AIM OF THE EXERCISE: Scan the records for the word "difference". Copy each line that includes it.

[Rows from a dataset]
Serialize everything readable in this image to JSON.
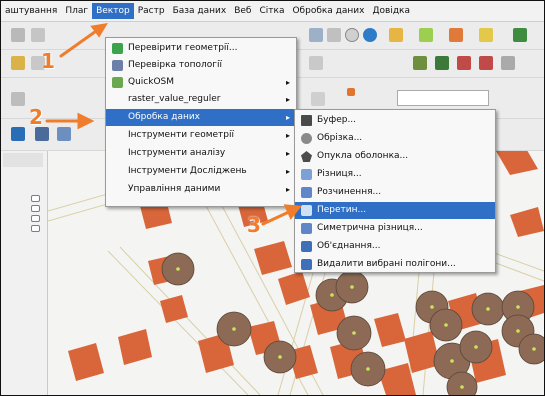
{
  "menubar": {
    "items": [
      "аштування",
      "Плаг",
      "Вектор",
      "Растр",
      "База даних",
      "Веб",
      "Сітка",
      "Обробка даних",
      "Довідка"
    ],
    "active_index": 2
  },
  "vector_menu": {
    "items": [
      {
        "label": "Перевірити геометрії...",
        "icon": "check-geometry-icon",
        "submenu": false
      },
      {
        "label": "Перевірка топології",
        "icon": "topology-icon",
        "submenu": false
      },
      {
        "label": "QuickOSM",
        "icon": "quickosm-icon",
        "submenu": true
      },
      {
        "label": "raster_value_reguler",
        "icon": "",
        "submenu": true
      },
      {
        "label": "Обробка даних",
        "icon": "",
        "submenu": true,
        "highlighted": true
      },
      {
        "label": "Інструменти геометрії",
        "icon": "",
        "submenu": true
      },
      {
        "label": "Інструменти аналізу",
        "icon": "",
        "submenu": true
      },
      {
        "label": "Інструменти Досліджень",
        "icon": "",
        "submenu": true
      },
      {
        "label": "Управління даними",
        "icon": "",
        "submenu": true
      }
    ]
  },
  "geoprocessing_menu": {
    "items": [
      {
        "label": "Буфер...",
        "icon": "buffer-icon"
      },
      {
        "label": "Обрізка...",
        "icon": "clip-icon"
      },
      {
        "label": "Опукла оболонка...",
        "icon": "convex-hull-icon"
      },
      {
        "label": "Різниця...",
        "icon": "difference-icon"
      },
      {
        "label": "Розчинення...",
        "icon": "dissolve-icon"
      },
      {
        "label": "Перетин...",
        "icon": "intersection-icon",
        "highlighted": true
      },
      {
        "label": "Симетрична різниця...",
        "icon": "sym-difference-icon"
      },
      {
        "label": "Об'єднання...",
        "icon": "union-icon"
      },
      {
        "label": "Видалити вибрані полігони...",
        "icon": "eliminate-icon"
      }
    ]
  },
  "annotations": {
    "step1": "1",
    "step2": "2",
    "step3": "3"
  },
  "colors": {
    "accent": "#2f6fc6",
    "annotation": "#f07d2b",
    "building": "#d8663a",
    "buffer": "#8c6a56"
  }
}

THE REPLY:
        "icon": "difference-icon"
        "icon": "sym-difference-icon"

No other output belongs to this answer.